YOUR TASK => Pictures do not belong in the copy; restate the records below word for word.

DATA SECTION =>
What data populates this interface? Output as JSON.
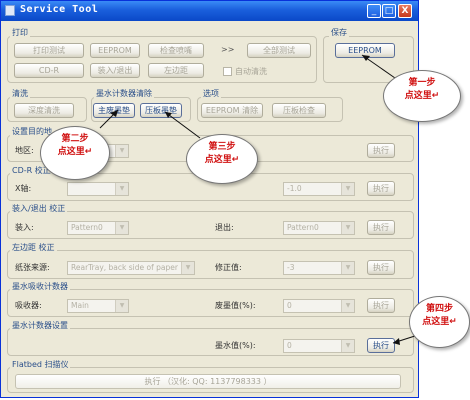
{
  "window": {
    "title": "Service Tool",
    "controls": {
      "minimize": "_",
      "maximize": "□",
      "close": "X"
    }
  },
  "print_group": {
    "label": "打印",
    "buttons": [
      "打印测试",
      "EEPROM",
      "检查喷嘴",
      "全部测试",
      "CD-R",
      "装入/退出",
      "左边距"
    ],
    "arrow": ">>",
    "auto_clean_label": "自动清洗"
  },
  "save_group": {
    "label": "保存",
    "eeprom_button": "EEPROM"
  },
  "clean_group": {
    "label": "清洗",
    "deep_clean_button": "深度清洗"
  },
  "ink_reset_group": {
    "label": "墨水计数器清除",
    "main_pad_button": "主废墨垫",
    "platen_pad_button": "压板墨垫"
  },
  "options_group": {
    "label": "选项",
    "eeprom_clear_button": "EEPROM 清除",
    "platen_check_button": "压板检查"
  },
  "dest_group": {
    "label": "设置目的地",
    "region_label": "地区:",
    "execute": "执行"
  },
  "cdr_group": {
    "label": "CD-R 校正",
    "x_label": "X轴:",
    "value": "-1.0",
    "execute": "执行"
  },
  "load_group": {
    "label": "装入/退出 校正",
    "load_label": "装入:",
    "load_value": "Pattern0",
    "eject_label": "退出:",
    "eject_value": "Pattern0",
    "execute": "执行"
  },
  "margin_group": {
    "label": "左边距 校正",
    "source_label": "纸张来源:",
    "source_value": "RearTray, back side of paper",
    "correction_label": "修正值:",
    "correction_value": "-3",
    "execute": "执行"
  },
  "ink_absorb_group": {
    "label": "墨水吸收计数器",
    "absorber_label": "吸收器:",
    "absorber_value": "Main",
    "waste_label": "废墨值(%):",
    "waste_value": "0",
    "execute": "执行"
  },
  "ink_counter_group": {
    "label": "墨水计数器设置",
    "ink_label": "墨水值(%):",
    "ink_value": "0",
    "execute": "执行"
  },
  "flatbed_group": {
    "label": "Flatbed 扫描仪",
    "execute_text": "执行  （汉化: QQ: 1137798333 ）"
  },
  "annotations": [
    {
      "line1": "第一步",
      "line2": "点这里↵"
    },
    {
      "line1": "第二步",
      "line2": "点这里↵"
    },
    {
      "line1": "第三步",
      "line2": "点这里↵"
    },
    {
      "line1": "第四步",
      "line2": "点这里↵"
    }
  ],
  "colors": {
    "title_bar": "#1a5fdc",
    "window_bg": "#ece9d8",
    "annotation_text": "#d01010",
    "label_text": "#2a4f8a"
  }
}
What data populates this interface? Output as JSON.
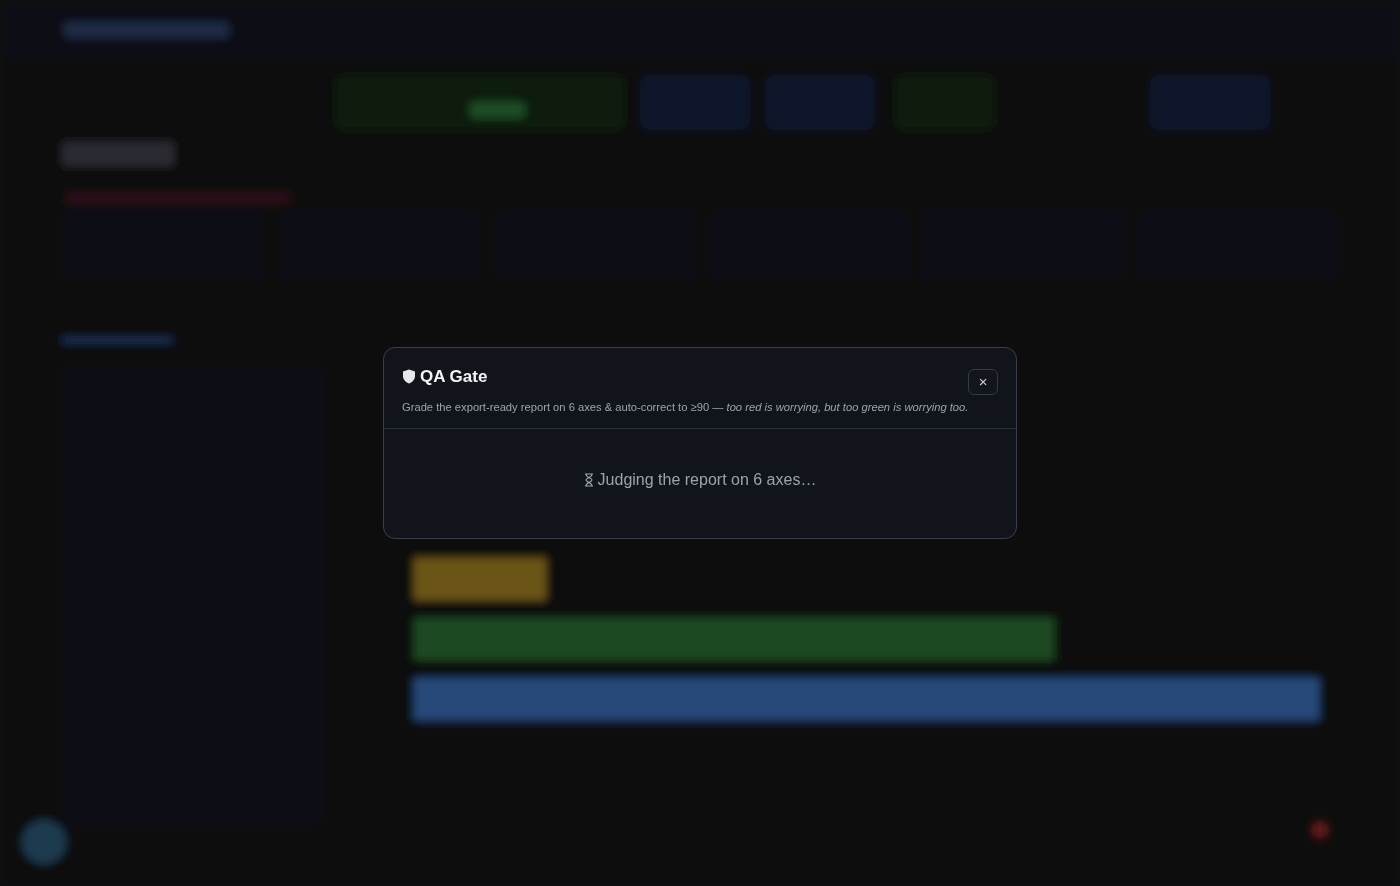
{
  "dialog": {
    "title": "QA Gate",
    "description": "Grade the export-ready report on 6 axes & auto-correct to ≥90 — *too red is worrying, but too green is worrying too.*",
    "close_label": "×",
    "status": "Judging the report on 6 axes…"
  }
}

REPLY TO THE TASK =>
What data populates this interface? Output as JSON.
{
  "window": {
    "title": "Service Tool",
    "controls": {
      "minimize": "_",
      "maximize": "□",
      "close": "X"
    }
  },
  "print_group": {
    "label": "打印",
    "buttons": [
      "打印测试",
      "EEPROM",
      "检查喷嘴",
      "全部测试",
      "CD-R",
      "装入/退出",
      "左边距"
    ],
    "arrow": ">>",
    "auto_clean_label": "自动清洗"
  },
  "save_group": {
    "label": "保存",
    "eeprom_button": "EEPROM"
  },
  "clean_group": {
    "label": "清洗",
    "deep_clean_button": "深度清洗"
  },
  "ink_reset_group": {
    "label": "墨水计数器清除",
    "main_pad_button": "主废墨垫",
    "platen_pad_button": "压板墨垫"
  },
  "options_group": {
    "label": "选项",
    "eeprom_clear_button": "EEPROM 清除",
    "platen_check_button": "压板检查"
  },
  "dest_group": {
    "label": "设置目的地",
    "region_label": "地区:",
    "execute": "执行"
  },
  "cdr_group": {
    "label": "CD-R 校正",
    "x_label": "X轴:",
    "value": "-1.0",
    "execute": "执行"
  },
  "load_group": {
    "label": "装入/退出 校正",
    "load_label": "装入:",
    "load_value": "Pattern0",
    "eject_label": "退出:",
    "eject_value": "Pattern0",
    "execute": "执行"
  },
  "margin_group": {
    "label": "左边距 校正",
    "source_label": "纸张来源:",
    "source_value": "RearTray, back side of paper",
    "correction_label": "修正值:",
    "correction_value": "-3",
    "execute": "执行"
  },
  "ink_absorb_group": {
    "label": "墨水吸收计数器",
    "absorber_label": "吸收器:",
    "absorber_value": "Main",
    "waste_label": "废墨值(%):",
    "waste_value": "0",
    "execute": "执行"
  },
  "ink_counter_group": {
    "label": "墨水计数器设置",
    "ink_label": "墨水值(%):",
    "ink_value": "0",
    "execute": "执行"
  },
  "flatbed_group": {
    "label": "Flatbed 扫描仪",
    "execute_text": "执行  （汉化: QQ: 1137798333 ）"
  },
  "annotations": [
    {
      "line1": "第一步",
      "line2": "点这里↵"
    },
    {
      "line1": "第二步",
      "line2": "点这里↵"
    },
    {
      "line1": "第三步",
      "line2": "点这里↵"
    },
    {
      "line1": "第四步",
      "line2": "点这里↵"
    }
  ],
  "colors": {
    "title_bar": "#1a5fdc",
    "window_bg": "#ece9d8",
    "annotation_text": "#d01010",
    "label_text": "#2a4f8a"
  }
}
What data populates this interface? Output as JSON.
{
  "dialog": {
    "title": "QA Gate",
    "description": "Grade the export-ready report on 6 axes & auto-correct to ≥90 — *too red is worrying, but too green is worrying too.*",
    "close_label": "×",
    "status": "Judging the report on 6 axes…"
  }
}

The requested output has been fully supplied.